- **Task instructions**:
Only lines holding the word "Sotenäs" should be copied from the material.
--- begin Supplied information ---
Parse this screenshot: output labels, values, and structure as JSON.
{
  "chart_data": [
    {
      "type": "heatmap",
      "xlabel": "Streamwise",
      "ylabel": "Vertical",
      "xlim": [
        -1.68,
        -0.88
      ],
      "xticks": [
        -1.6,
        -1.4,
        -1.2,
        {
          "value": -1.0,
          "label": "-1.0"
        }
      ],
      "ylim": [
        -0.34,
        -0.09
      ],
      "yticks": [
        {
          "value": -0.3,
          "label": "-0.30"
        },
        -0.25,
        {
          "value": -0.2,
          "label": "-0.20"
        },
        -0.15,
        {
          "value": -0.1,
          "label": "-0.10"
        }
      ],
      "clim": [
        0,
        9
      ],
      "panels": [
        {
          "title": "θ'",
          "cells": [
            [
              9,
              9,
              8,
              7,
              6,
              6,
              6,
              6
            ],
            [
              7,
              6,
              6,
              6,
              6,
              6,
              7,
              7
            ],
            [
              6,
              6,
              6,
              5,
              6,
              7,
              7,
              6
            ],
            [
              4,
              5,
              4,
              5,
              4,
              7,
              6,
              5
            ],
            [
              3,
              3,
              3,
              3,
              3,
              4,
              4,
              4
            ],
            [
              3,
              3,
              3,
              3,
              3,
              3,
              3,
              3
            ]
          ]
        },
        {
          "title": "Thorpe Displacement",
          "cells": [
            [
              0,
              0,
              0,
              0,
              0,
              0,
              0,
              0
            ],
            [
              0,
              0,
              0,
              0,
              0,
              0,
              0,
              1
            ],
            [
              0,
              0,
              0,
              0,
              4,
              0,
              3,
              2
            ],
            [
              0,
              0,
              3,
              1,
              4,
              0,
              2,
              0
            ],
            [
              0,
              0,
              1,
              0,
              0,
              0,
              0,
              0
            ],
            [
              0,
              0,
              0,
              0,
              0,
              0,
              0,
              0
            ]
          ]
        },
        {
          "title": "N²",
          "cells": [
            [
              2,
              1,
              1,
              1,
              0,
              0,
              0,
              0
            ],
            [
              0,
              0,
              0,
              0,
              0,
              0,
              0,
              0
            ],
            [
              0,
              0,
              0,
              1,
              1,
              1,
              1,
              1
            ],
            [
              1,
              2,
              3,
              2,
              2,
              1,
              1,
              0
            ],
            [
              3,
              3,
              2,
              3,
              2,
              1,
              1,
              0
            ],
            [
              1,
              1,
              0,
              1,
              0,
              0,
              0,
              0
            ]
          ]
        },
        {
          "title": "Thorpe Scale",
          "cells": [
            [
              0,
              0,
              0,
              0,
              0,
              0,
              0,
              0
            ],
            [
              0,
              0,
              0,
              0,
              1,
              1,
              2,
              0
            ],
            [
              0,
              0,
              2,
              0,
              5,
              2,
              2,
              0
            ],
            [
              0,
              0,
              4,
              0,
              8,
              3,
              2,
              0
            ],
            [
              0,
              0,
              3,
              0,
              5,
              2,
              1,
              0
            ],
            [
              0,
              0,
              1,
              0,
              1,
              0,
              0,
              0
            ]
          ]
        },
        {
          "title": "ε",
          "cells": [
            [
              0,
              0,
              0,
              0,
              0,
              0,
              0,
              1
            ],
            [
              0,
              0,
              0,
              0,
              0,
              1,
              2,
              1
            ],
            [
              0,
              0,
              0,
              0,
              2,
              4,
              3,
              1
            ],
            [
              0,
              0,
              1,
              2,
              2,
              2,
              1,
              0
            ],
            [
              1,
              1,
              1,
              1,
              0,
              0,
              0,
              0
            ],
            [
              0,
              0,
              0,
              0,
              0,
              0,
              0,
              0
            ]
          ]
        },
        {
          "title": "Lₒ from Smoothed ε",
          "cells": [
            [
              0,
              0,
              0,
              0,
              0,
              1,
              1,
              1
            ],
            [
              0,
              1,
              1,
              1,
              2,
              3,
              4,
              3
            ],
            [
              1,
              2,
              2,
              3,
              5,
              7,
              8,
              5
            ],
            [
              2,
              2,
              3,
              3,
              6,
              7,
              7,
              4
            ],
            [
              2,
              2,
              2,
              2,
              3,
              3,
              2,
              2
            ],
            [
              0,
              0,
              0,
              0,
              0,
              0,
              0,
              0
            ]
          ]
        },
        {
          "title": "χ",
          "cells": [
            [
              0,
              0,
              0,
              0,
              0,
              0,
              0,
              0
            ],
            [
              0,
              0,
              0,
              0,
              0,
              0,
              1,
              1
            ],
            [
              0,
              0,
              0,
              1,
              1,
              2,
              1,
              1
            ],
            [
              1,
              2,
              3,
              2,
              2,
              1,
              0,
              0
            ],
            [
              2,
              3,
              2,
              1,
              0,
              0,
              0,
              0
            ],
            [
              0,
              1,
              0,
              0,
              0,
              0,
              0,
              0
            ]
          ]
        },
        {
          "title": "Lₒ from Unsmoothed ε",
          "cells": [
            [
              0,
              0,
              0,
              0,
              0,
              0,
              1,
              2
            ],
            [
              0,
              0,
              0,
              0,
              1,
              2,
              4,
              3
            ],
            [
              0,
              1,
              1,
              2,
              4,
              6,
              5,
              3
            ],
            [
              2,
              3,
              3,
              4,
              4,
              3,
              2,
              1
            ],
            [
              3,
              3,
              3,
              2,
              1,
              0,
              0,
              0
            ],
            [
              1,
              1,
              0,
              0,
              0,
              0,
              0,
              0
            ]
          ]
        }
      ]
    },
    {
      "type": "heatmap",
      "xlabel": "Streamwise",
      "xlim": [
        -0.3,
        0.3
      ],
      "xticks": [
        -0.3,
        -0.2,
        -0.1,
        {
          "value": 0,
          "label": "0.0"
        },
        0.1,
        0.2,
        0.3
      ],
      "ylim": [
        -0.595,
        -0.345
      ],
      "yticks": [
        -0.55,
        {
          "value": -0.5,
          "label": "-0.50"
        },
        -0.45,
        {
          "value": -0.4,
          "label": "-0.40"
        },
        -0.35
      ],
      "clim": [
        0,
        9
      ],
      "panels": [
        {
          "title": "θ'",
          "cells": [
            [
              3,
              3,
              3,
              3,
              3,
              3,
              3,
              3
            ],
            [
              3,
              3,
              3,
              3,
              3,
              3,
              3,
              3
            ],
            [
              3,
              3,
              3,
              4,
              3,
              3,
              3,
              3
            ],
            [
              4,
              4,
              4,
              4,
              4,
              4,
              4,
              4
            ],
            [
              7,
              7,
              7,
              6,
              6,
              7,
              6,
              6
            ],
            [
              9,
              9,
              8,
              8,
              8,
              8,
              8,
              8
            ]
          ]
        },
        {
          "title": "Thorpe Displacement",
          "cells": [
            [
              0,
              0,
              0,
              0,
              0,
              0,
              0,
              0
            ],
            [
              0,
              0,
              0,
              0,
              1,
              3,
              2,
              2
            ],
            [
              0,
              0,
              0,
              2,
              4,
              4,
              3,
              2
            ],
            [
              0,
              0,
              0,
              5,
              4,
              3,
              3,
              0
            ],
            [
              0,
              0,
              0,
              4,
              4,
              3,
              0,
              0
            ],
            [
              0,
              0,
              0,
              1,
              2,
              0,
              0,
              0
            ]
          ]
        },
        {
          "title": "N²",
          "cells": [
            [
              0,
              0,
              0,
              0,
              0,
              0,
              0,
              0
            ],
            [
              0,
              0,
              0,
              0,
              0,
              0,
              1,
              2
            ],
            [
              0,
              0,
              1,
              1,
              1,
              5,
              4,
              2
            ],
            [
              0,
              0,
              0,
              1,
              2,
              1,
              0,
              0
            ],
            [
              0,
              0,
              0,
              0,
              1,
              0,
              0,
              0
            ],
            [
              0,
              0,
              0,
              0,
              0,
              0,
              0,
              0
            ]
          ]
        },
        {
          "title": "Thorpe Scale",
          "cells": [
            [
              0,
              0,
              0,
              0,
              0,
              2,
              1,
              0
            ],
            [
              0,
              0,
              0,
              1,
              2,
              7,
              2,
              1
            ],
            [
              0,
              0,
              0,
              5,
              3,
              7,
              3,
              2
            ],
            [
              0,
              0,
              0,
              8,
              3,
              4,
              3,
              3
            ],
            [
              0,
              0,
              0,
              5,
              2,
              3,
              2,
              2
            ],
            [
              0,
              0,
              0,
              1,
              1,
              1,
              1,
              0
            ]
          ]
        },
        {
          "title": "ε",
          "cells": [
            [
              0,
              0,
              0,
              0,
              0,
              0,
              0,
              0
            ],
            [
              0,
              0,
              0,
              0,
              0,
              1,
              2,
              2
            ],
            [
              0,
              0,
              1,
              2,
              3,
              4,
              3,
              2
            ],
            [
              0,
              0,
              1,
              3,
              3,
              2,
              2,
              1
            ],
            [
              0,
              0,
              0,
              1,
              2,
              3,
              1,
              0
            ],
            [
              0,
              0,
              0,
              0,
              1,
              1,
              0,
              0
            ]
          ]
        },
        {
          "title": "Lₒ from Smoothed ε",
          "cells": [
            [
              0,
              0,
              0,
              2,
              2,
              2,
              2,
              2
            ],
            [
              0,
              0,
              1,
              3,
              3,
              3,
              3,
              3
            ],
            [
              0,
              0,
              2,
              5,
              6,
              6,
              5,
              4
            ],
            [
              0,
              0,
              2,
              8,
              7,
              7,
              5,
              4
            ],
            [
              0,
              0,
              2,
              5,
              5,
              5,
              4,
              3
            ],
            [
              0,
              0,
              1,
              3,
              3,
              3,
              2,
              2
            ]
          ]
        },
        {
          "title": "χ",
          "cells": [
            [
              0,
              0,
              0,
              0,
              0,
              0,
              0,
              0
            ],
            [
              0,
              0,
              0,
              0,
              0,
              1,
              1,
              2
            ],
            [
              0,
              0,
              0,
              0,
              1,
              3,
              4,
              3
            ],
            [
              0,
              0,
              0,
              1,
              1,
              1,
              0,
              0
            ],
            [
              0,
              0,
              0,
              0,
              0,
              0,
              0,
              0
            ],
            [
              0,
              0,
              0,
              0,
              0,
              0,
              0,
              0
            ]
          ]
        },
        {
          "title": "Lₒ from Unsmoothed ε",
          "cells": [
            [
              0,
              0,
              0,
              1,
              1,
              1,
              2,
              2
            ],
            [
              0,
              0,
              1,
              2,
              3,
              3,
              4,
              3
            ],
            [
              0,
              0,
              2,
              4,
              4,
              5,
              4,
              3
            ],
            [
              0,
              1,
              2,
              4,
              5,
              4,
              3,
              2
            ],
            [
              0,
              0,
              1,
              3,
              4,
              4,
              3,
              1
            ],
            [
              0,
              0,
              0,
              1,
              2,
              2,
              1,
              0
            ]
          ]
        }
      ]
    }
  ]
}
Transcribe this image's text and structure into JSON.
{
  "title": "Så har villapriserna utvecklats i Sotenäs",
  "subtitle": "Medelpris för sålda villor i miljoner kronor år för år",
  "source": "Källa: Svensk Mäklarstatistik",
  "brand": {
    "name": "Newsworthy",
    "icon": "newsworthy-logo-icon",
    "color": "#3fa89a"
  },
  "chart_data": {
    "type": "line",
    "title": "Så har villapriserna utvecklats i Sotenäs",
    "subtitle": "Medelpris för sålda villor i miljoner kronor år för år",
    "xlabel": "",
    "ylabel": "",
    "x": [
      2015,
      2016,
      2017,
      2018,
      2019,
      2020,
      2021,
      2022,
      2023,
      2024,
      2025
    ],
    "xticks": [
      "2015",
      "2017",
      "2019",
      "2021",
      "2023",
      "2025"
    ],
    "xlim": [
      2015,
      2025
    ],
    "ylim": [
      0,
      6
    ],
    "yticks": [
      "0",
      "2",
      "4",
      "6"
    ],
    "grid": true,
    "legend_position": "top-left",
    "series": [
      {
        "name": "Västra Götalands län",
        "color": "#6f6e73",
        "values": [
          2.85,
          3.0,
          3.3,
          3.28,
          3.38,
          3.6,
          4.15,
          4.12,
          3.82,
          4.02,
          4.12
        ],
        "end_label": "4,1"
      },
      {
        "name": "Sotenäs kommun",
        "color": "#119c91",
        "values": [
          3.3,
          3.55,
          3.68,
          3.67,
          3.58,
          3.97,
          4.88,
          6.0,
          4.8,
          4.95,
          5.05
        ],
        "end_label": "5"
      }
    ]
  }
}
--- end Supplied information ---
- **Solution to the problem**:
  "title": "Så har villapriserna utvecklats i Sotenäs",
    "title": "Så har villapriserna utvecklats i Sotenäs",
        "name": "Sotenäs kommun",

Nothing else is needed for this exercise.